Records from a data collection:
......

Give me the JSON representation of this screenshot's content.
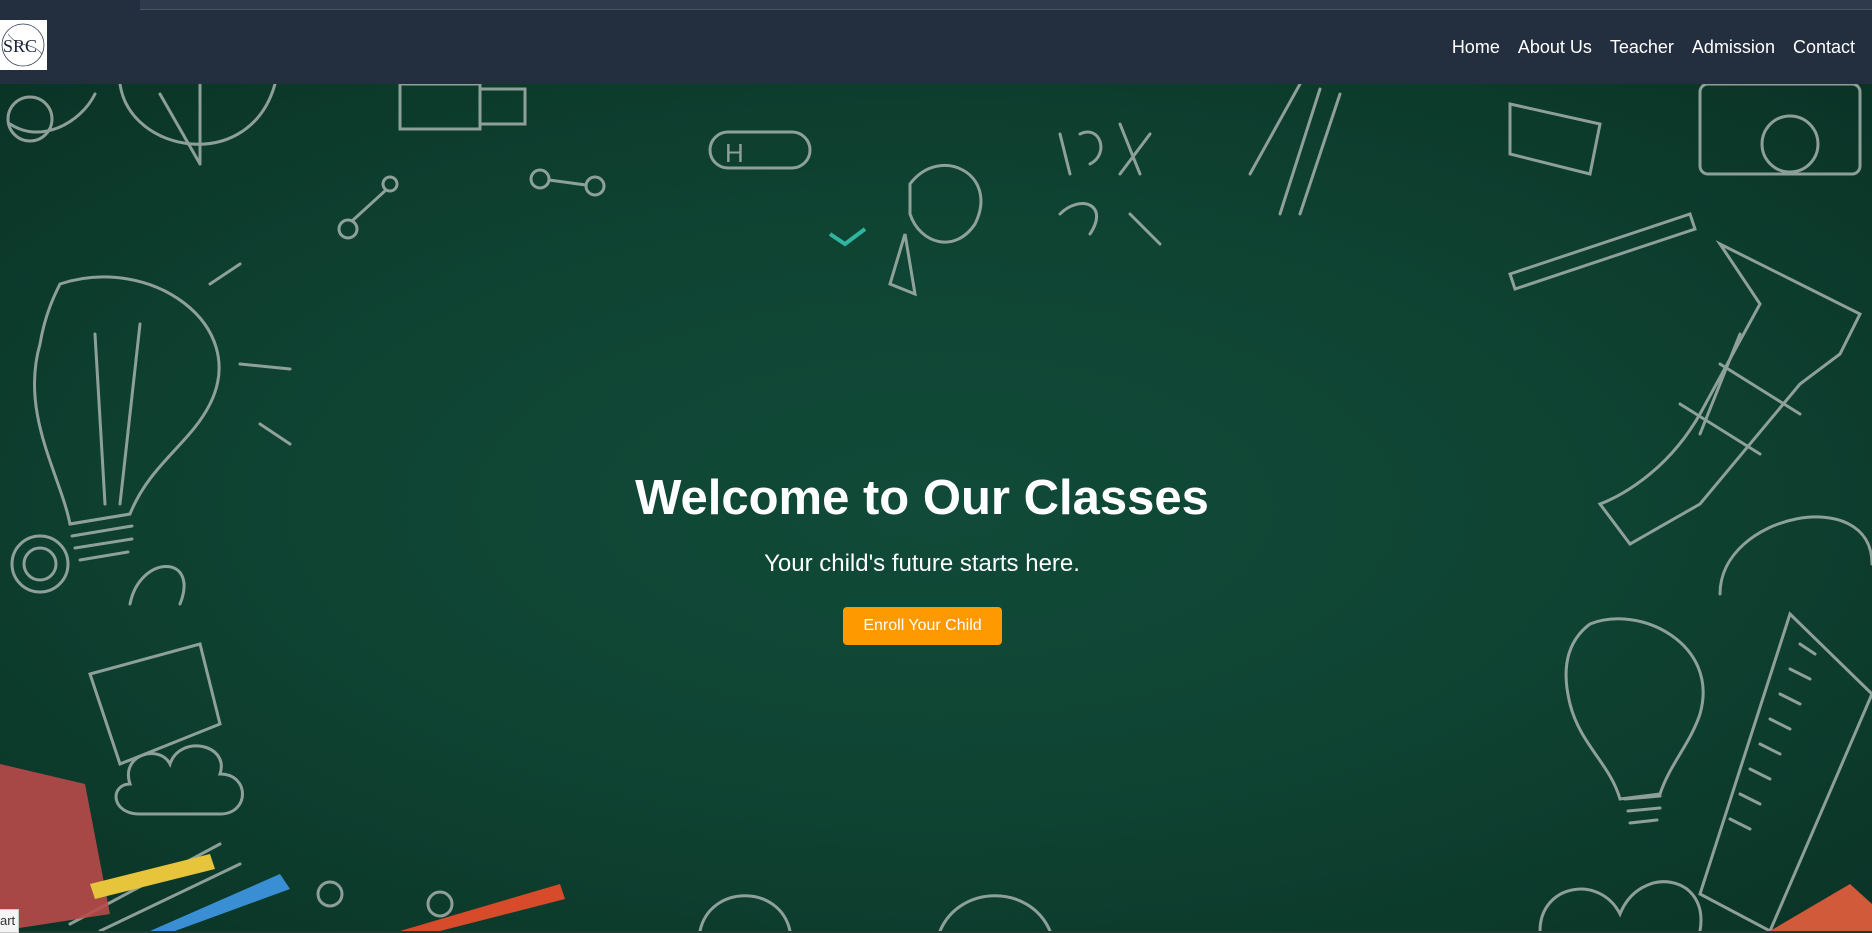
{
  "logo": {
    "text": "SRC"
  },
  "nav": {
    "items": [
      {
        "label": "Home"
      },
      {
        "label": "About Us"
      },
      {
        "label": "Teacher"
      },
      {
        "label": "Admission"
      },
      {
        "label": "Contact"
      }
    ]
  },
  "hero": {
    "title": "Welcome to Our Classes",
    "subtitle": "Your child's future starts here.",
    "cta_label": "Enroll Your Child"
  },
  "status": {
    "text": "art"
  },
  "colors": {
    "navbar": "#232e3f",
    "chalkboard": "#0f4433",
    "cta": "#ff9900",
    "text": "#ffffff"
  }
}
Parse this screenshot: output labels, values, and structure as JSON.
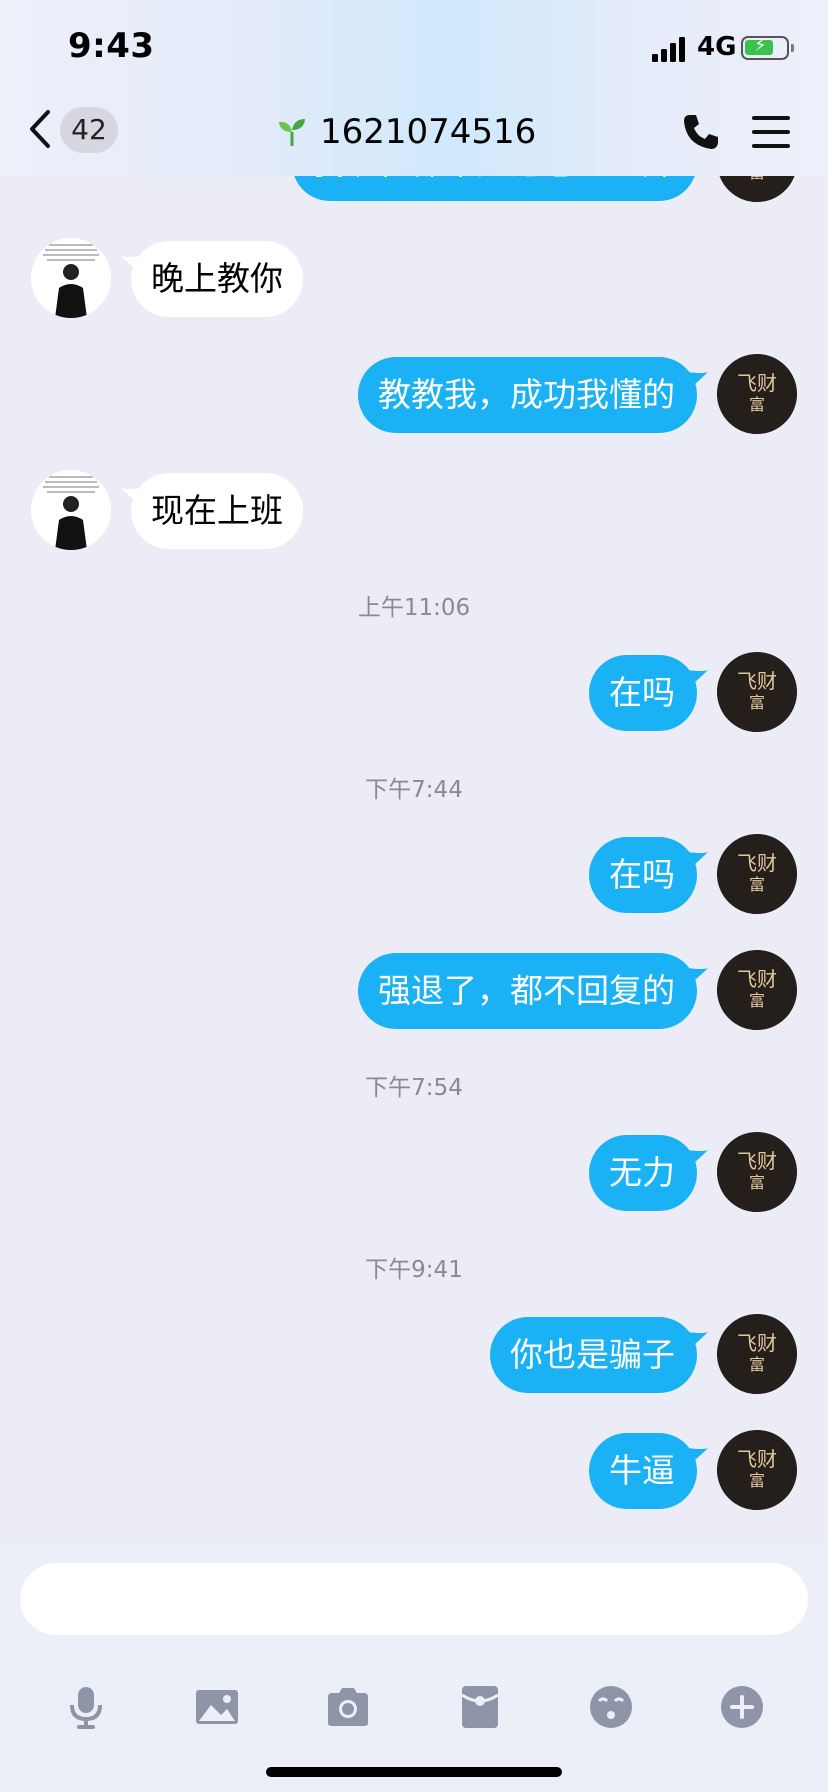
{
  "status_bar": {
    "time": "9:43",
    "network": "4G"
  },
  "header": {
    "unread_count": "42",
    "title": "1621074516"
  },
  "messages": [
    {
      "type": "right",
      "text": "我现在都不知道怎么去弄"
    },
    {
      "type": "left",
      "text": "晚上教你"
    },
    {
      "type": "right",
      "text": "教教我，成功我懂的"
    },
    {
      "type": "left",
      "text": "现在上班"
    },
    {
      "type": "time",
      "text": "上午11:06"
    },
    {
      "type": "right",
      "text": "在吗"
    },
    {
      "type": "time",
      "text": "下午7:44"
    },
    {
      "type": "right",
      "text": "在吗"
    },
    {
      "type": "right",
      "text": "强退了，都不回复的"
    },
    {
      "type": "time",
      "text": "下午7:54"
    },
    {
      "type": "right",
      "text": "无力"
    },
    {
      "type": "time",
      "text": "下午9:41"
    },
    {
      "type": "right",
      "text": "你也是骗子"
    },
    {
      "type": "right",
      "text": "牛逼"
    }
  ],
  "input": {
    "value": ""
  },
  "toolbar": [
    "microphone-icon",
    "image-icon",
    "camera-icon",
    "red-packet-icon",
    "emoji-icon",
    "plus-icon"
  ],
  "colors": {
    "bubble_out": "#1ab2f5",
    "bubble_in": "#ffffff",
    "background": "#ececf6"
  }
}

......

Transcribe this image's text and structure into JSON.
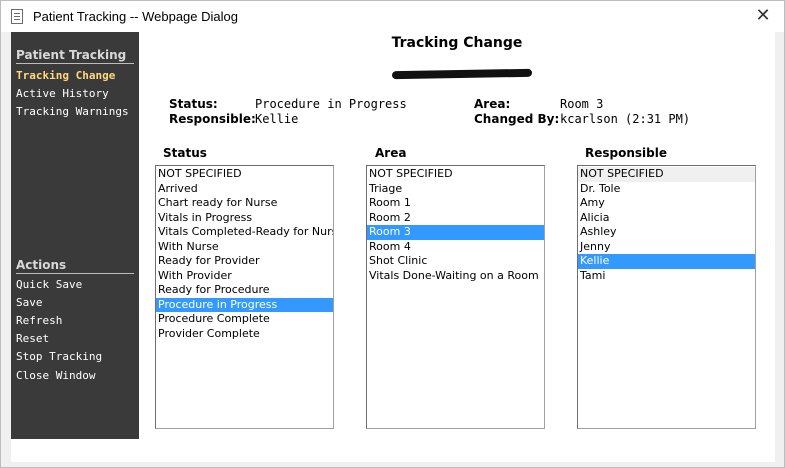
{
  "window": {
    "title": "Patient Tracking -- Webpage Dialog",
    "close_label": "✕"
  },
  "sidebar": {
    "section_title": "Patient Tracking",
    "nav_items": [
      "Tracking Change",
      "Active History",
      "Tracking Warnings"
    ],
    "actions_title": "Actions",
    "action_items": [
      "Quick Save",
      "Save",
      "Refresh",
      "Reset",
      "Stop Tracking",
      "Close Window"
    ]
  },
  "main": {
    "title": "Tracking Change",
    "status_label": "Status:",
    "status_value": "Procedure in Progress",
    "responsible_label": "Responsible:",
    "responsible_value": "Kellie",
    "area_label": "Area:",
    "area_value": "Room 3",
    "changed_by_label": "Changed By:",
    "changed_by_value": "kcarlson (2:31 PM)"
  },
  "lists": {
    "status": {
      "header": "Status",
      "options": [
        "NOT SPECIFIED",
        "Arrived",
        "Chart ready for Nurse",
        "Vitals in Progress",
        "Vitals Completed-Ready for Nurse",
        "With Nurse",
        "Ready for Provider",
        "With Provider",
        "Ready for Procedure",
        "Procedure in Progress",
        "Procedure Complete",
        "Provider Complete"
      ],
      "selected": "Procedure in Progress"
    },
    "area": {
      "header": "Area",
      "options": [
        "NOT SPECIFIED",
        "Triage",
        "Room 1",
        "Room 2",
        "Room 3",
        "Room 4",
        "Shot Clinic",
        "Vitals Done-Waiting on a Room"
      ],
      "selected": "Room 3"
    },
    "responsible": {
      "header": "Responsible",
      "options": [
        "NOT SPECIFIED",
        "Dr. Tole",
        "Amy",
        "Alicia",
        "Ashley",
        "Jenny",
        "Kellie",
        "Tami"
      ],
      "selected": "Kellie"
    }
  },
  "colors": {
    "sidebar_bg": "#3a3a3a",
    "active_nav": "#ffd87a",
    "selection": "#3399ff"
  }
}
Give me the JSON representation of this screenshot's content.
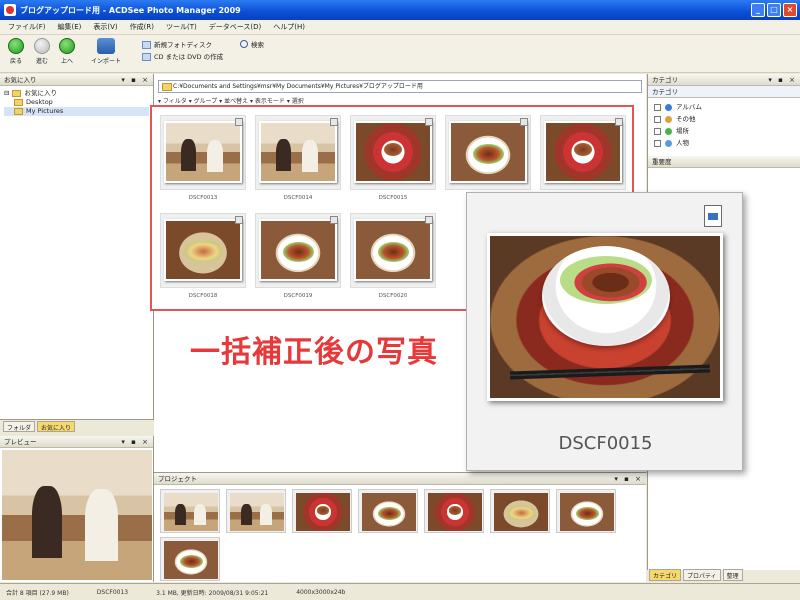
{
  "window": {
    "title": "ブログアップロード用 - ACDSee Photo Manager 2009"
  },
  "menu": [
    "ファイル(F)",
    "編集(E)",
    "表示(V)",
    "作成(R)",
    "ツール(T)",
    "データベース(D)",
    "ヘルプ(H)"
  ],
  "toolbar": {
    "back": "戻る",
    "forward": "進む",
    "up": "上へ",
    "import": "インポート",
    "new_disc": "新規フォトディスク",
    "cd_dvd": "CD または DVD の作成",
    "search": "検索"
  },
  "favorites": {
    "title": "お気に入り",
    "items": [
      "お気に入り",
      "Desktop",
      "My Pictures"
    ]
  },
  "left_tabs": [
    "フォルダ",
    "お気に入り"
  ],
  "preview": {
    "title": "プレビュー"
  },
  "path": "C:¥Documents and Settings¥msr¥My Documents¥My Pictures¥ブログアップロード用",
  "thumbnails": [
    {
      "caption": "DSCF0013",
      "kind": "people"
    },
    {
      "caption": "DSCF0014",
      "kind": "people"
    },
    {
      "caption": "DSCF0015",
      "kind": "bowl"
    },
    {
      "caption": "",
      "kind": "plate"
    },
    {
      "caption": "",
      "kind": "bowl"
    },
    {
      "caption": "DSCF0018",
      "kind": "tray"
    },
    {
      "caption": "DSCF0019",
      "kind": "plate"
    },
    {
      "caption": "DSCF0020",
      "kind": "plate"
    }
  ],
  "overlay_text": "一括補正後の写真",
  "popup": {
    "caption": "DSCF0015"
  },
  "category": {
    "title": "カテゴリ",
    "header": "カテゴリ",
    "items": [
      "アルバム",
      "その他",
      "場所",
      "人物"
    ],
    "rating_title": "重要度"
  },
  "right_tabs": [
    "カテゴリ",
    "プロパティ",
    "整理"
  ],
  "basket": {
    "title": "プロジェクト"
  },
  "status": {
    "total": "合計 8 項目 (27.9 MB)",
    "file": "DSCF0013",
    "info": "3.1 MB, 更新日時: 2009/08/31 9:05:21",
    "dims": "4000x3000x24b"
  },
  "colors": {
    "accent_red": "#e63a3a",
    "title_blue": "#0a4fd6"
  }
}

......

> **WHAT TO WORK ON**
Gather all lines of the records that include the word "header".

> **OUTPUT**
  "header": {
      "header": "Status",
      "header": "Area",
      "header": "Responsible",
    "header": "カテゴリ",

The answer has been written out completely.